▸ Using the information:
A – Translate this sentence from the whitefly control guide into Spanish: "Whiteflies tend to cluster and are much easier to spot in groups."
B – Please state what the whitefly control guide says to place around the growing area for early identification.
C – Write out the passage of the whitefly control guide that opens with the words containing "How To Control" and closes with "nymphs or adults.".

▸ Source document:
____

Botanical & Biological Controls For Whiteflies
Whiteflies ("whitefly" or "white fly") are common pests of indoor crops, greenhouses and tomatoes. Seasonal pests in most outdoor areas, whiteflies can be found year-round in southern states or enclosed growing areas (greenhouses, hoop houses, grow tents). Their rapid reproduction rate makes them difficult to control once established. Many varieties have also developed chemical resistances, making certain chemical controls ineffective. In addition to the physical damage they cause, whitefly infestations and the honeydew they produce can harbor sooty molds that reduce plant vigor causing unnecessary stress to the plant and the grower.
Identification & Prevention:
Growers often spot them by the plume of whiteflies that take flight after disturbing an infested plant. By this point, control is difficult to achieve. Early identification can be done by placing yellow sticky traps around the growing area (pay attention to susceptible crops) and monitoring the undersides of leaves. Whiteflies tend to cluster and are much easier to spot in groups. Another indicator that whiteflies are around is honeydew on the leaves. It appears shiny and is sticky to the touch. Remove honeydew by wiping leaves with Green Cleaner or a diluted alcohol solution.
How To Control A Whitefly Problem:
- Carefully inspect new plants before transplanting. Dip foliage and root ball in soapy water to clean and kill any existing whitefly eggs, nymphs or adults.
- Release Green Lacewing early in the season so larvae can feed on whitefly eggs or nymphs before the infestation becomes severe.

____

▸ Entries provided:
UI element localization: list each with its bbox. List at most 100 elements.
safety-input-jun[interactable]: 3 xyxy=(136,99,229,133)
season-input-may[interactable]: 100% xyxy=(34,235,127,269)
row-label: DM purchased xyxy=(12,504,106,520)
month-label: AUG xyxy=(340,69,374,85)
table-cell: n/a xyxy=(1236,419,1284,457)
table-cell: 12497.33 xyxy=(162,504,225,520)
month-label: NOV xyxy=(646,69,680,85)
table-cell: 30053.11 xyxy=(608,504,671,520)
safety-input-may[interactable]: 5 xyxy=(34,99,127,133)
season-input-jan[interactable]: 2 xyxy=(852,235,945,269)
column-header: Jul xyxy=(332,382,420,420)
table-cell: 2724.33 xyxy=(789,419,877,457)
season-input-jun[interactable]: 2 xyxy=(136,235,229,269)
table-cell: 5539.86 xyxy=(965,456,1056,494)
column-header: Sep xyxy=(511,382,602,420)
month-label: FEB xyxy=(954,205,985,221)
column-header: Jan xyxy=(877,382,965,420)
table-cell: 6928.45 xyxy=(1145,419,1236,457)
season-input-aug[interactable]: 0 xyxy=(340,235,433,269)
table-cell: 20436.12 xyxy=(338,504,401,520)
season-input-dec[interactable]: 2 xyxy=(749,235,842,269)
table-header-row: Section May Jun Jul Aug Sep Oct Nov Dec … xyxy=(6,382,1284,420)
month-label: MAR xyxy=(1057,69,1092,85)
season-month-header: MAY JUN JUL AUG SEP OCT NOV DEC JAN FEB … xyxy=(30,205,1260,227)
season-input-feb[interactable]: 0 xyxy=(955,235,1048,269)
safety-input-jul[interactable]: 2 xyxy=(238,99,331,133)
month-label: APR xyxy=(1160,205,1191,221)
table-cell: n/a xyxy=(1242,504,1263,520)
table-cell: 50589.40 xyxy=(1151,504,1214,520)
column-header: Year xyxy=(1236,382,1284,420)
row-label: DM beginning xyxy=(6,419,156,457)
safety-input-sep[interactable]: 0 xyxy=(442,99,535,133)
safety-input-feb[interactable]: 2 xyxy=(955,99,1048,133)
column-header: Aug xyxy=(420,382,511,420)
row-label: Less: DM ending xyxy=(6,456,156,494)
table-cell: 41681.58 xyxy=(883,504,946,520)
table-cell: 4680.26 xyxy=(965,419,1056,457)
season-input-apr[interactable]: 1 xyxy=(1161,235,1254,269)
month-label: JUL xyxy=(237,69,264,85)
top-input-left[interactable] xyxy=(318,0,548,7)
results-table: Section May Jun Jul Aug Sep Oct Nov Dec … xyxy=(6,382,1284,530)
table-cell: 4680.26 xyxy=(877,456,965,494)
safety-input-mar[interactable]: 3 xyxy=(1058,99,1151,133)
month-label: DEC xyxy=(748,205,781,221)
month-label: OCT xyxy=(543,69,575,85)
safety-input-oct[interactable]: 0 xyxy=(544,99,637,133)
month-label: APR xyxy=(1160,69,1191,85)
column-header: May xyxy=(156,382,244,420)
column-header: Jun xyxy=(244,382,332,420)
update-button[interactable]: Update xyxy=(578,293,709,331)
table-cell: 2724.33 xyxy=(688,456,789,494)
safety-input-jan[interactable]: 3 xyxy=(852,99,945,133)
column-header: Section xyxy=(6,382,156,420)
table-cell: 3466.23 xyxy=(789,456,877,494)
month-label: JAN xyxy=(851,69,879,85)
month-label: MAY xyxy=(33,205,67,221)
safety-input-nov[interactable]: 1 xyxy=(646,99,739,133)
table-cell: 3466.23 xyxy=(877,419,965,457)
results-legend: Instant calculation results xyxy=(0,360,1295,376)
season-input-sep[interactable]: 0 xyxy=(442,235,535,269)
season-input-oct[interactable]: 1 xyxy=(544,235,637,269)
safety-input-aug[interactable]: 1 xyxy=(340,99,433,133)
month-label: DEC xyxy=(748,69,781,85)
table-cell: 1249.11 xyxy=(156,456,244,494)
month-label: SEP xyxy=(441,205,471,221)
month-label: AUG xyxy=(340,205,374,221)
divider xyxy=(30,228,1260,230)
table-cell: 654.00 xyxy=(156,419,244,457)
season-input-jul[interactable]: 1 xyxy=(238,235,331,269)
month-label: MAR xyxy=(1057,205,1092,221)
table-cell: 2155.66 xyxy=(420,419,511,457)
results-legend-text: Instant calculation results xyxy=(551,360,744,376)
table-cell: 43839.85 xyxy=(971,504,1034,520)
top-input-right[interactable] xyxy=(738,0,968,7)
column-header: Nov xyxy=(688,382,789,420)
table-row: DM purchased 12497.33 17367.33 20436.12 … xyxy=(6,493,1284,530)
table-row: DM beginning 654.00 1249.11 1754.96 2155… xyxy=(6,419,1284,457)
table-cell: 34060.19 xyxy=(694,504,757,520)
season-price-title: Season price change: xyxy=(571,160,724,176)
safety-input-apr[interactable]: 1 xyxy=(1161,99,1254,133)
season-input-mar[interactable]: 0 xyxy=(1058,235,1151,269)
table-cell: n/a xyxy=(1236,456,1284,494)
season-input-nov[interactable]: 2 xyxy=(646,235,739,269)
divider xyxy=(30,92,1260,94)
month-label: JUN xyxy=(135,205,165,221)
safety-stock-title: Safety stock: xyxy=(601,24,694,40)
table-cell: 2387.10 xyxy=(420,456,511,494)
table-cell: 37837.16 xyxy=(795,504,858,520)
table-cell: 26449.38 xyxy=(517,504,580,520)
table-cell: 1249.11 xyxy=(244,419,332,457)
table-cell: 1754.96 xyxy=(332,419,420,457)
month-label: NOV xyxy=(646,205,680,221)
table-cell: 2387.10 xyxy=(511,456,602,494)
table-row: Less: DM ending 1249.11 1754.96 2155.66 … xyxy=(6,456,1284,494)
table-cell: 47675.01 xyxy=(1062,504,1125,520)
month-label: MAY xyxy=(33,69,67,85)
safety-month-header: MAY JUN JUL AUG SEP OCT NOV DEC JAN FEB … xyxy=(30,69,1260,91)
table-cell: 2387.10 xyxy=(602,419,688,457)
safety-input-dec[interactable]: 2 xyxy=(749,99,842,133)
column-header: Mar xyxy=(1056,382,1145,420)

____

▸ Numbered answers:
A – Las moscas blancas tienden a agruparse y son mucho más fáciles de detectar en grupos.

B – Yellow sticky traps.

C –
How To Control A Whitefly Problem:
- Carefully inspect new plants before transplanting. Dip foliage and root ball in soapy water to clean and kill any existing whitefly eggs, nymphs or adults.